— GOAL —
Using the listing below, please gather every line containing the word "that".

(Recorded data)
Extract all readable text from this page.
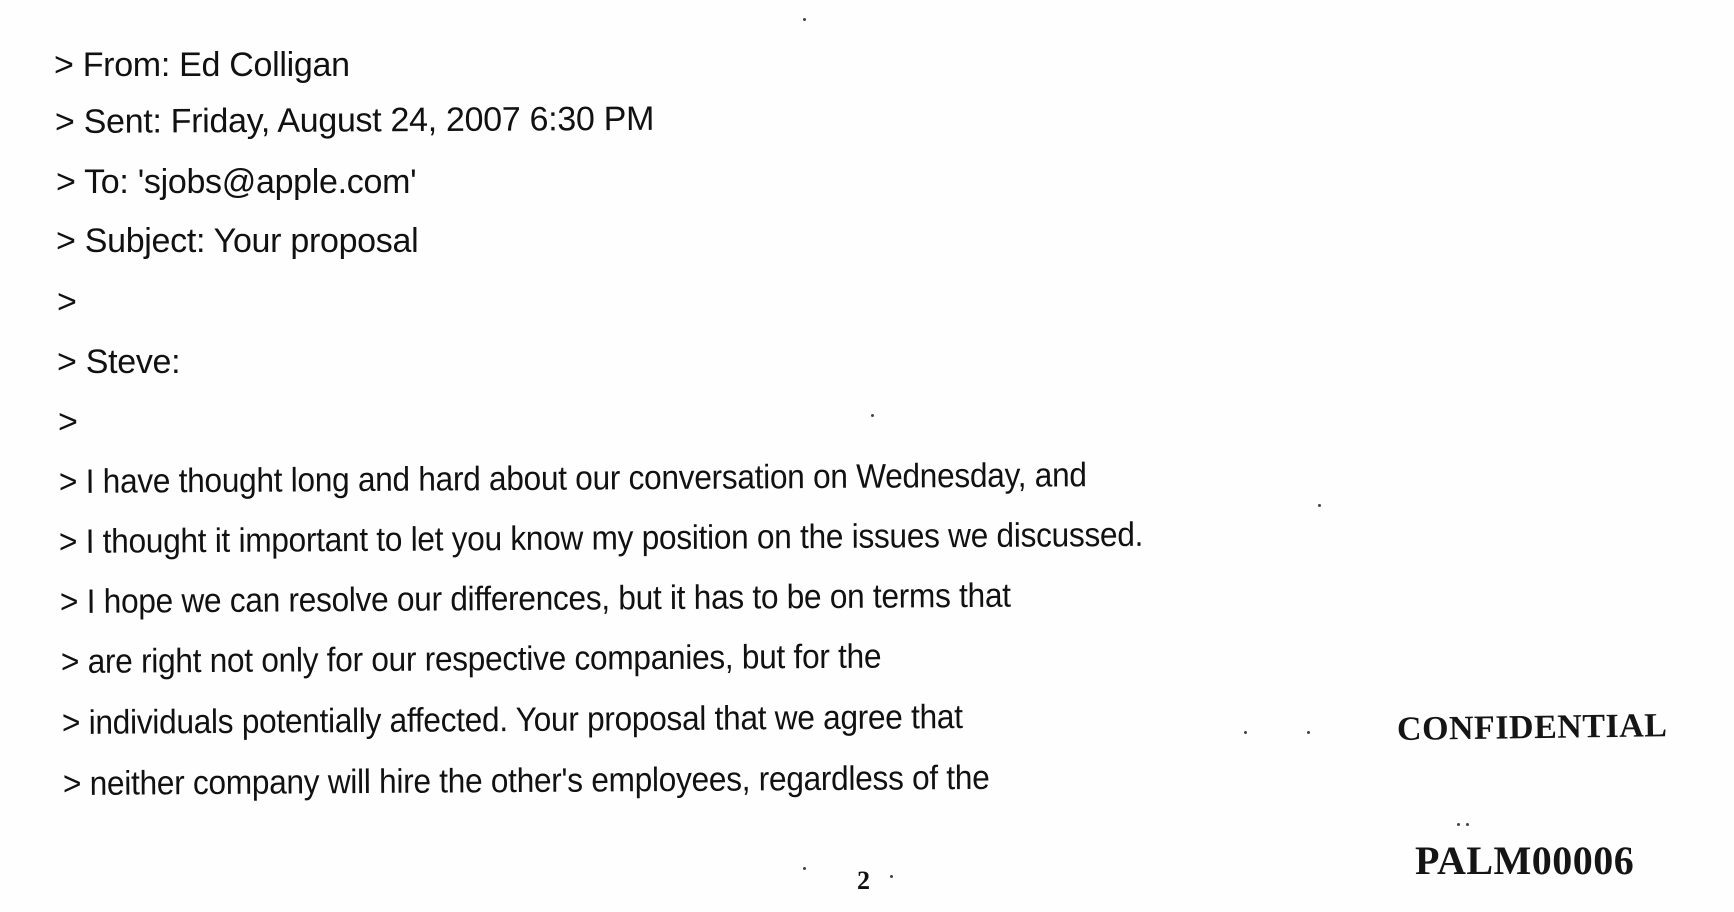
> From: Ed Colligan
> Sent: Friday, August 24, 2007 6:30 PM
> To: 'sjobs@apple.com'
> Subject: Your proposal
>
> Steve:
>
> I have thought long and hard about our conversation on Wednesday, and
> I thought it important to let you know my position on the issues we discussed.
> I hope we can resolve our differences, but it has to be on terms that
> are right not only for our respective companies, but for the
> individuals potentially affected. Your proposal that we agree that
> neither company will hire the other's employees, regardless of the
CONFIDENTIAL
PALM00006
2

— THE COMPLETED TASK —
> I hope we can resolve our differences, but it has to be on terms that
> individuals potentially affected. Your proposal that we agree that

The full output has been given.